The problem>
Quote the records beneath, complete and exact. Leave out images.

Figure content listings
"""
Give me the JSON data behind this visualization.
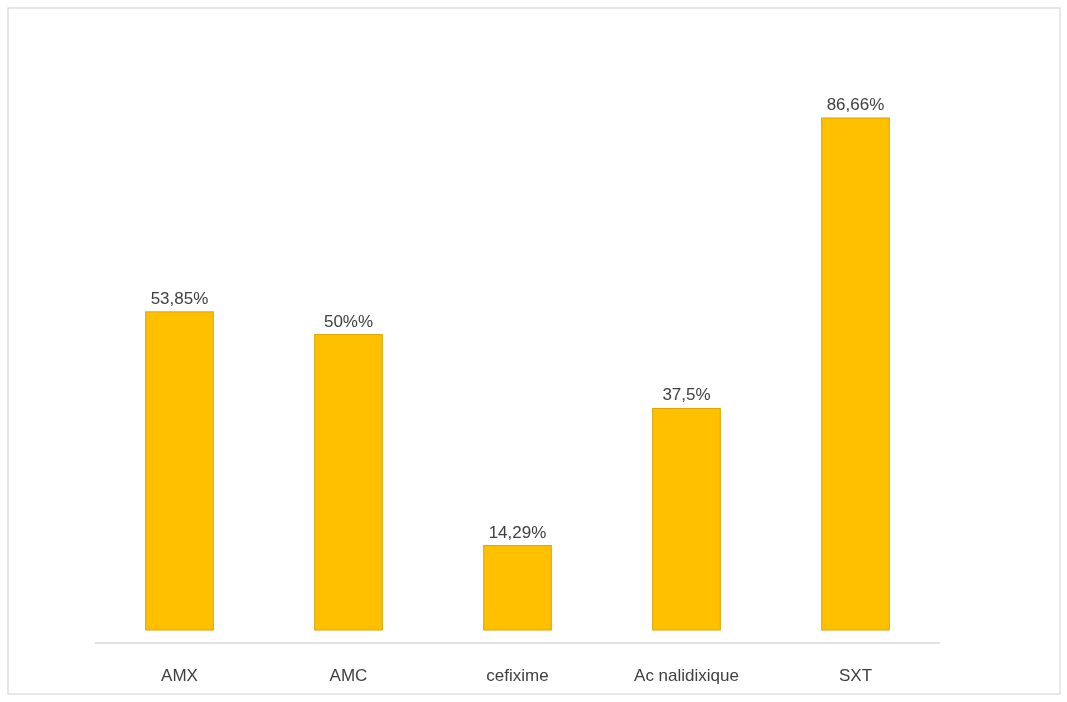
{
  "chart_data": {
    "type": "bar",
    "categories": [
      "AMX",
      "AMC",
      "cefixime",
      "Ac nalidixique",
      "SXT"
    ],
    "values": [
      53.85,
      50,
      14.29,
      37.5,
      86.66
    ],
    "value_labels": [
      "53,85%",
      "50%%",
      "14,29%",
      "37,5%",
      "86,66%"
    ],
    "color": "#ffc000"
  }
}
"""
Completed task>
Give me the JSON data behind this visualization.
{
  "chart_data": {
    "type": "bar",
    "categories": [
      "AMX",
      "AMC",
      "cefixime",
      "Ac nalidixique",
      "SXT"
    ],
    "values": [
      53.85,
      50,
      14.29,
      37.5,
      86.66
    ],
    "value_labels": [
      "53,85%",
      "50%%",
      "14,29%",
      "37,5%",
      "86,66%"
    ],
    "color": "#ffc000"
  }
}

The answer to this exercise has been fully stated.